Source passage:
------

1000 petals by axinia

the only truth I know is my own experience

How to find out if your Kundalini rises April 3, 2013

The energy of  Kundalini  is quite present in the modern life, today more than ever before. The signs of a 3,5 coiled energy became a popular image in marketing, for it’s a beautiful design element and it echoes in our collective consciousness. Although it is being so widely used I doubt that people really know its meaning and power.

kundalini

Wikipedia gives some information about Kundalini but most of it HAS NOTHING TO DO WITH THE SUBJECT. It looks like some people tried to awaken this sacred energy being not authorized for it, and they got very strange, if not terrifying results.  I am puzzled how practitioners of so-called Kundalini yoga describe the sensations they get calling it rising Kundalini this way:

(and belive me this is NOT what Kundalini feels like)

------

What you will do: Retype the section of the Kundalini post that opens with the words containing "the only truth" and closes with "meaning and power.". The data that follows was taken from a different source.

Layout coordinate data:
------

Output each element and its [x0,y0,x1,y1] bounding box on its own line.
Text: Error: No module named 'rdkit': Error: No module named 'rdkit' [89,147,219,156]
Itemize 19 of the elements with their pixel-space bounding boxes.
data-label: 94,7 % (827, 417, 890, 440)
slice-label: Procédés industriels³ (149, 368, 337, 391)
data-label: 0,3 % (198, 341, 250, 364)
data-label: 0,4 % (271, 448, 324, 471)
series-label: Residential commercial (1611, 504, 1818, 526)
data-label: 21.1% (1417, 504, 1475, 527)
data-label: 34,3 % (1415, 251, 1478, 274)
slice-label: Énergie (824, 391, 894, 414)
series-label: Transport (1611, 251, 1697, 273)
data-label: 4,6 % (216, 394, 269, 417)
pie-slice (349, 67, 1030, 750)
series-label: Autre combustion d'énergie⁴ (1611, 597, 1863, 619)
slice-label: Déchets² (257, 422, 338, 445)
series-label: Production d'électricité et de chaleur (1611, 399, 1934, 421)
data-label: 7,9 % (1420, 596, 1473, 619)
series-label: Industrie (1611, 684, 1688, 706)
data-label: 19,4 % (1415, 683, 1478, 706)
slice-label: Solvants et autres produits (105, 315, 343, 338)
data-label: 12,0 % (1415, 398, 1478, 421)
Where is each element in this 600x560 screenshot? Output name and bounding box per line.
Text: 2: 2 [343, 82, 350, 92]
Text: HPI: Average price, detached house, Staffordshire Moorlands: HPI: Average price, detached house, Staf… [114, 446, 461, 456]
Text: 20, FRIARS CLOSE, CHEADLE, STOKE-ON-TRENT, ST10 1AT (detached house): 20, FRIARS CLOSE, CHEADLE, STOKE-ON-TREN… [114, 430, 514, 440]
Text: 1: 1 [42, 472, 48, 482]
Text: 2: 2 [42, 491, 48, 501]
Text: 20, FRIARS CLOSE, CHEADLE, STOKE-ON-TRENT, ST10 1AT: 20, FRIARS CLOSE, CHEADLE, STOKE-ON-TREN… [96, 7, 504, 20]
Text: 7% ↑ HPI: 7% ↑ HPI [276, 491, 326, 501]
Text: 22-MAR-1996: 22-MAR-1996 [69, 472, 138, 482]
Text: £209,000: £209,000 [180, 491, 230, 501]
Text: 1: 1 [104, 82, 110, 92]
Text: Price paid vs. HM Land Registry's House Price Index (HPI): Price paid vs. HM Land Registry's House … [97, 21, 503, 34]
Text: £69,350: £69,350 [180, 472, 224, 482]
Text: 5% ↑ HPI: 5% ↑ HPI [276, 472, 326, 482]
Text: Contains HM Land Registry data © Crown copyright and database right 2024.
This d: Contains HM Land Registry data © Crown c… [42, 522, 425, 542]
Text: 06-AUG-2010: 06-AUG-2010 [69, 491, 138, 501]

------

Response:
the only truth I know is my own experience

How to find out if your Kundalini rises April 3, 2013

The energy of  Kundalini  is quite present in the modern life, today more than ever before. The signs of a 3,5 coiled energy became a popular image in marketing, for it’s a beautiful design element and it echoes in our collective consciousness. Although it is being so widely used I doubt that people really know its meaning and power.